WHAT YOU HAVE TO DO ▸ Produce a word-for-word copy of the listing below without its pictures.
+ + +
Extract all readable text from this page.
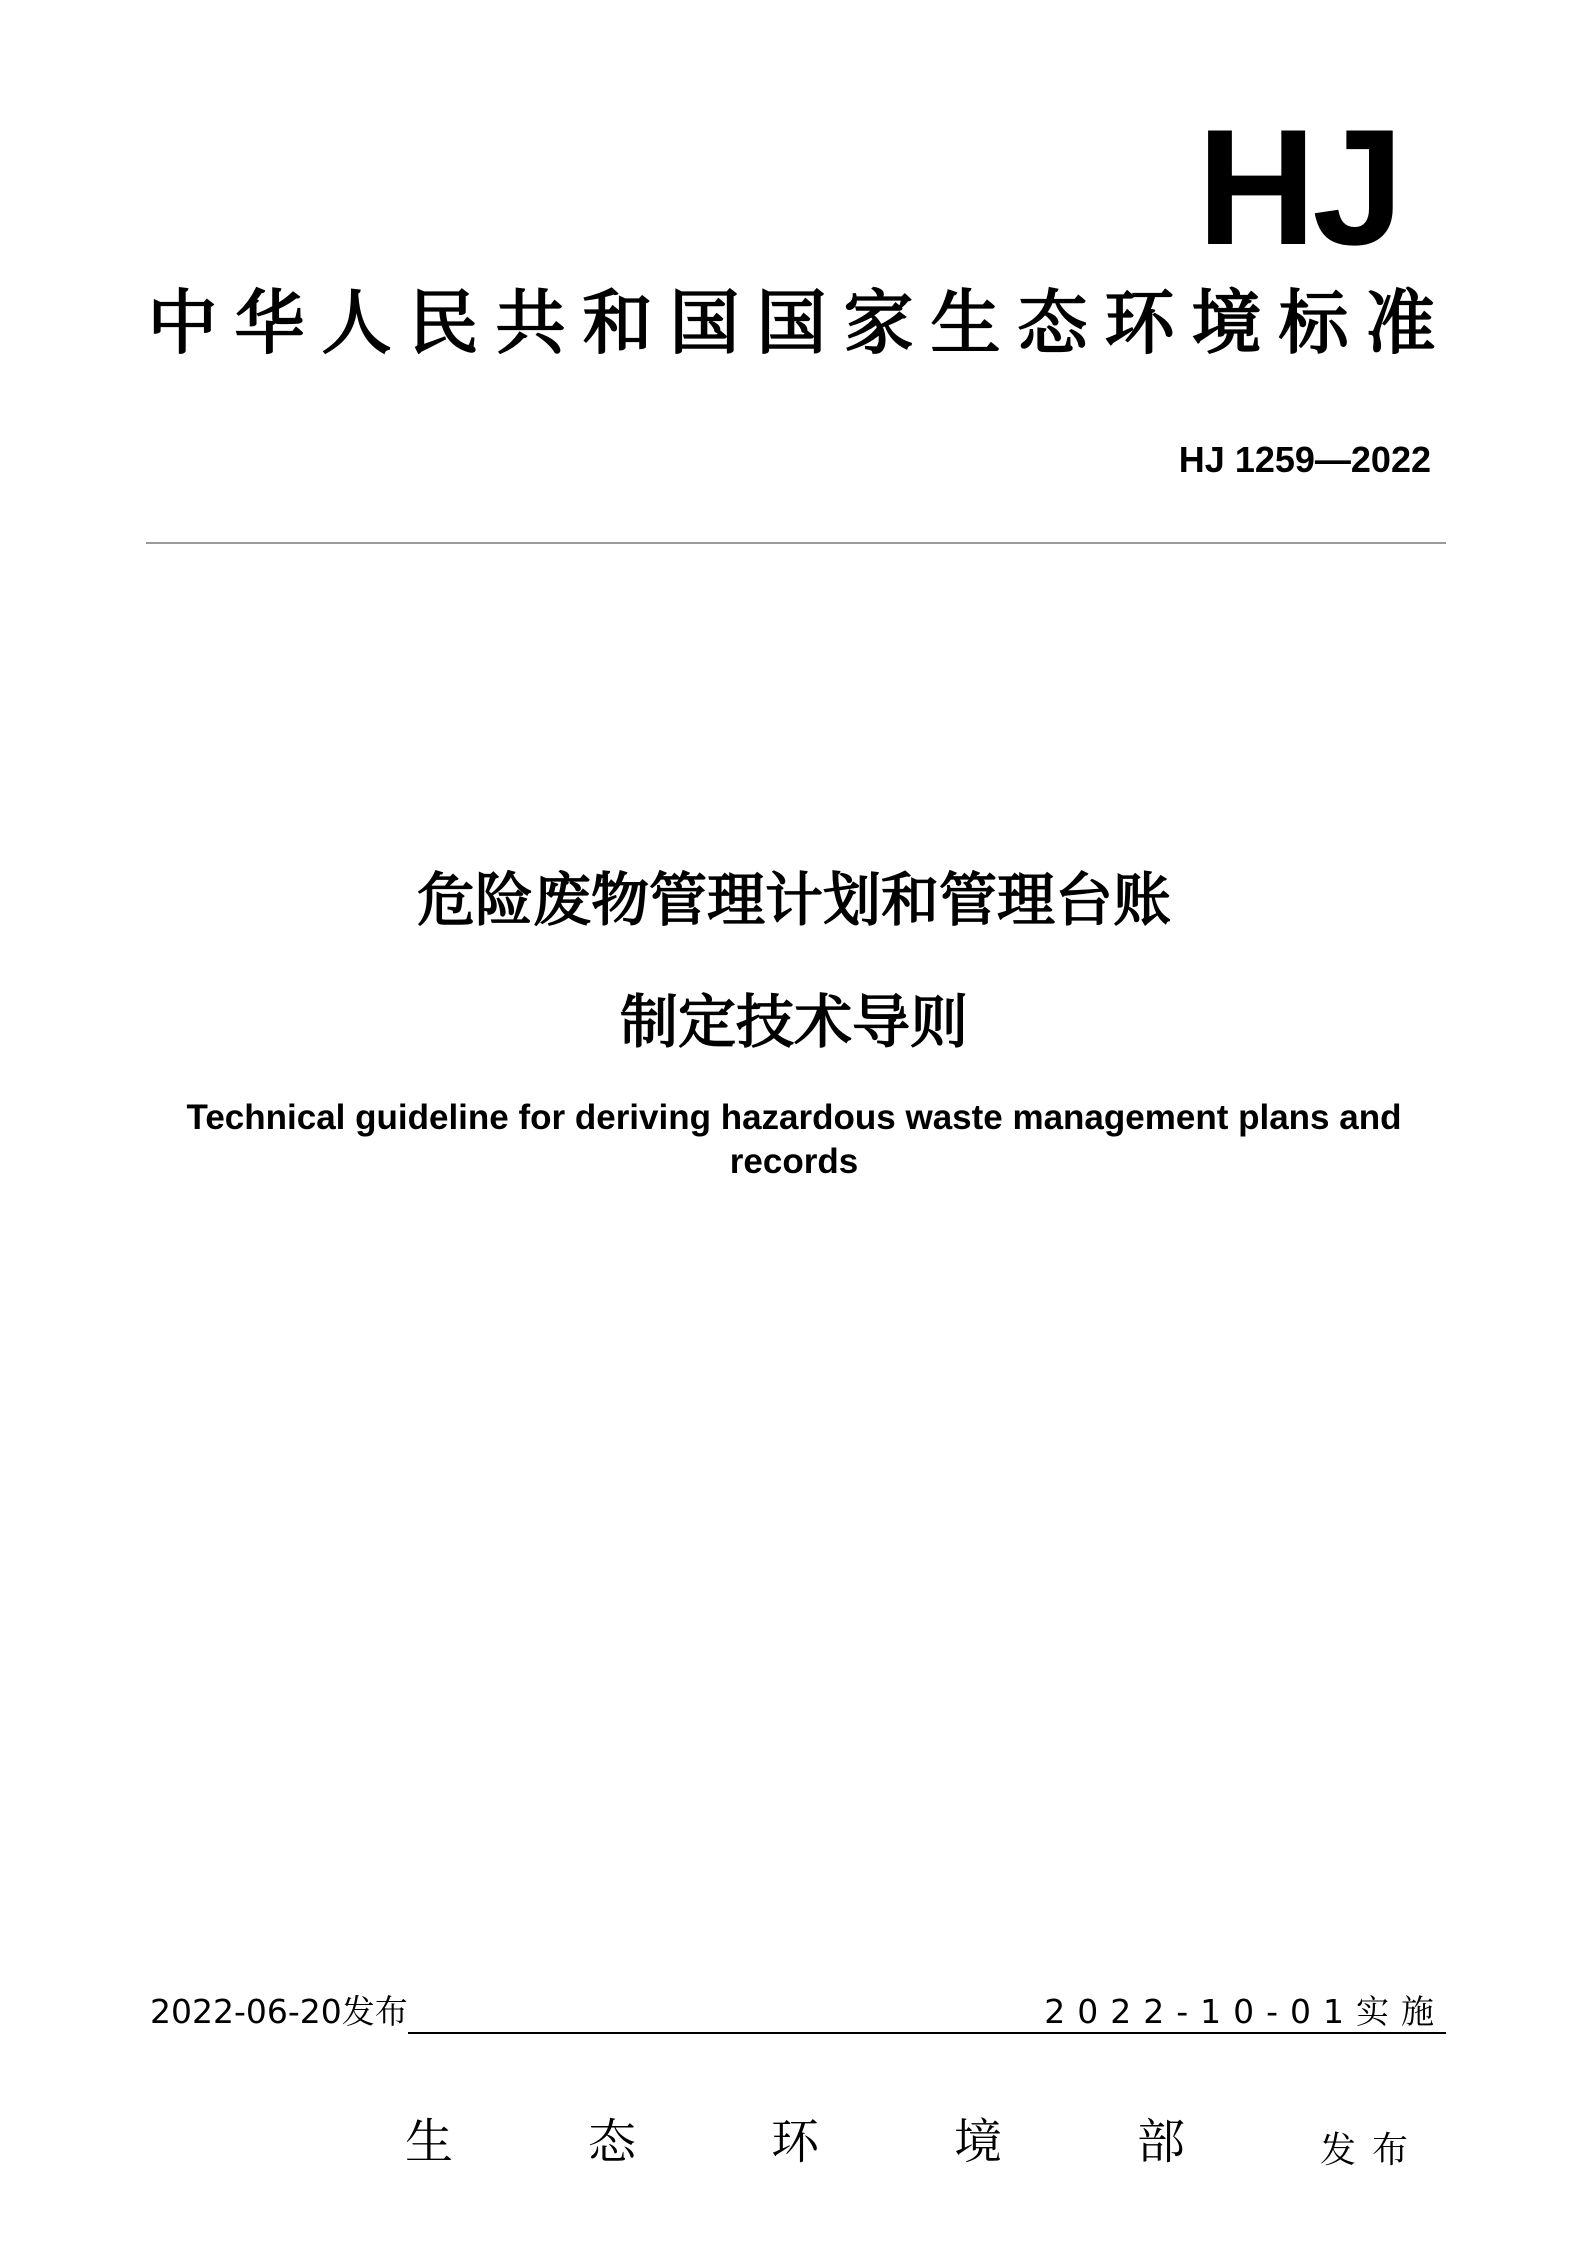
HJ
中华人民共和国国家生态环境标准
HJ 1259—2022
危险废物管理计划和管理台账
制定技术导则
Technical guideline for deriving hazardous waste management plans and records
2022-06-20发布	2022-10-01实施
生态环境部发布
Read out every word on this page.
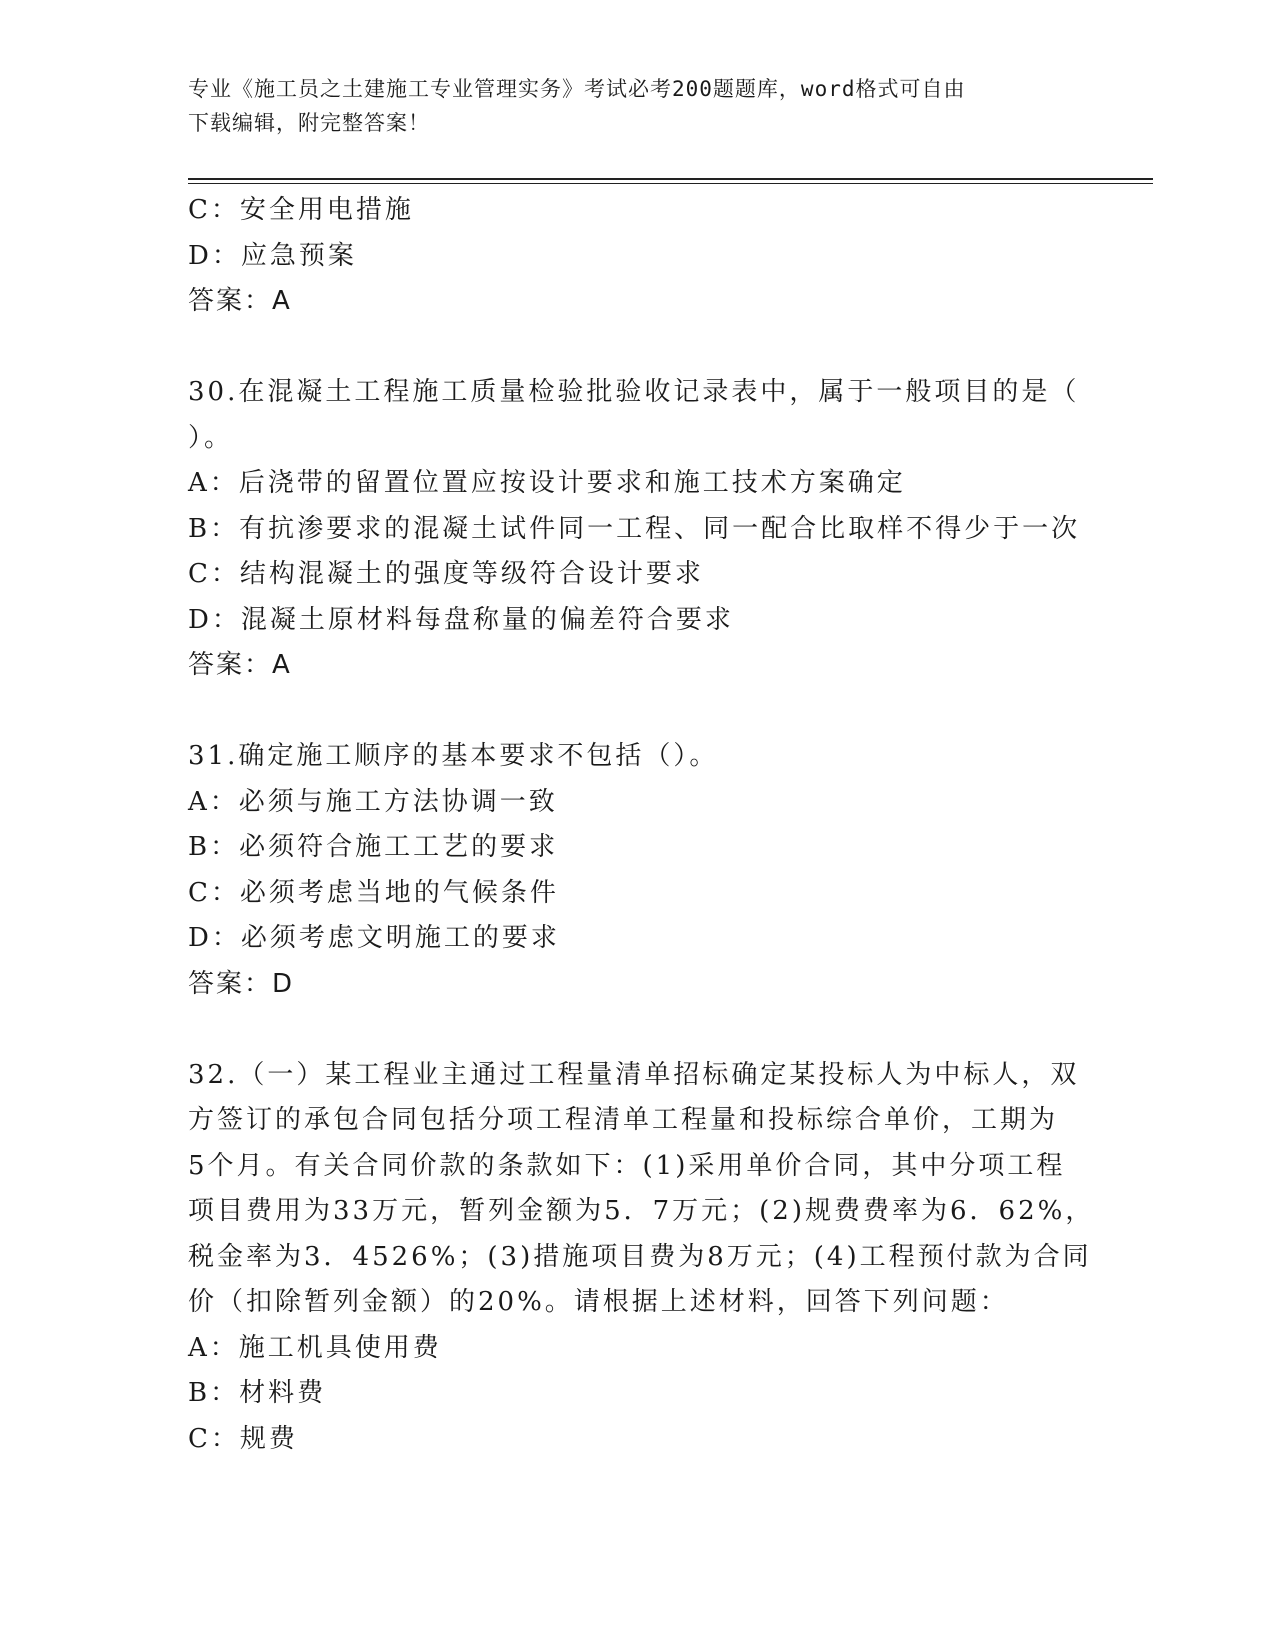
专业《施工员之土建施工专业管理实务》考试必考200题题库，word格式可自由
下载编辑，附完整答案！
C：安全用电措施
D：应急预案
答案：A
30.在混凝土工程施工质量检验批验收记录表中，属于一般项目的是（
）。
A：后浇带的留置位置应按设计要求和施工技术方案确定
B：有抗渗要求的混凝土试件同一工程、同一配合比取样不得少于一次
C：结构混凝土的强度等级符合设计要求
D：混凝土原材料每盘称量的偏差符合要求
答案：A
31.确定施工顺序的基本要求不包括（）。
A：必须与施工方法协调一致
B：必须符合施工工艺的要求
C：必须考虑当地的气候条件
D：必须考虑文明施工的要求
答案：D
32.（一）某工程业主通过工程量清单招标确定某投标人为中标人，双
方签订的承包合同包括分项工程清单工程量和投标综合单价，工期为
5个月。有关合同价款的条款如下：(1)采用单价合同，其中分项工程
项目费用为33万元，暂列金额为5．7万元；(2)规费费率为6．62%，
税金率为3．4526%；(3)措施项目费为8万元；(4)工程预付款为合同
价（扣除暂列金额）的20%。请根据上述材料，回答下列问题：
A：施工机具使用费
B：材料费
C：规费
+ + +
SOLUTION TO THIS TASK ▸
Extract all readable text from this page.
HJ
中华人民共和国国家生态环境标准
HJ 1259—2022
危险废物管理计划和管理台账
制定技术导则
Technical guideline for deriving hazardous waste management plans and records
2022-06-20发布	2022-10-01实施
生态环境部发布
Read out every word on this page.
专业《施工员之土建施工专业管理实务》考试必考200题题库，word格式可自由
下载编辑，附完整答案！
C：安全用电措施
D：应急预案
答案：A
30.在混凝土工程施工质量检验批验收记录表中，属于一般项目的是（
）。
A：后浇带的留置位置应按设计要求和施工技术方案确定
B：有抗渗要求的混凝土试件同一工程、同一配合比取样不得少于一次
C：结构混凝土的强度等级符合设计要求
D：混凝土原材料每盘称量的偏差符合要求
答案：A
31.确定施工顺序的基本要求不包括（）。
A：必须与施工方法协调一致
B：必须符合施工工艺的要求
C：必须考虑当地的气候条件
D：必须考虑文明施工的要求
答案：D
32.（一）某工程业主通过工程量清单招标确定某投标人为中标人，双
方签订的承包合同包括分项工程清单工程量和投标综合单价，工期为
5个月。有关合同价款的条款如下：(1)采用单价合同，其中分项工程
项目费用为33万元，暂列金额为5．7万元；(2)规费费率为6．62%，
税金率为3．4526%；(3)措施项目费为8万元；(4)工程预付款为合同
价（扣除暂列金额）的20%。请根据上述材料，回答下列问题：
A：施工机具使用费
B：材料费
C：规费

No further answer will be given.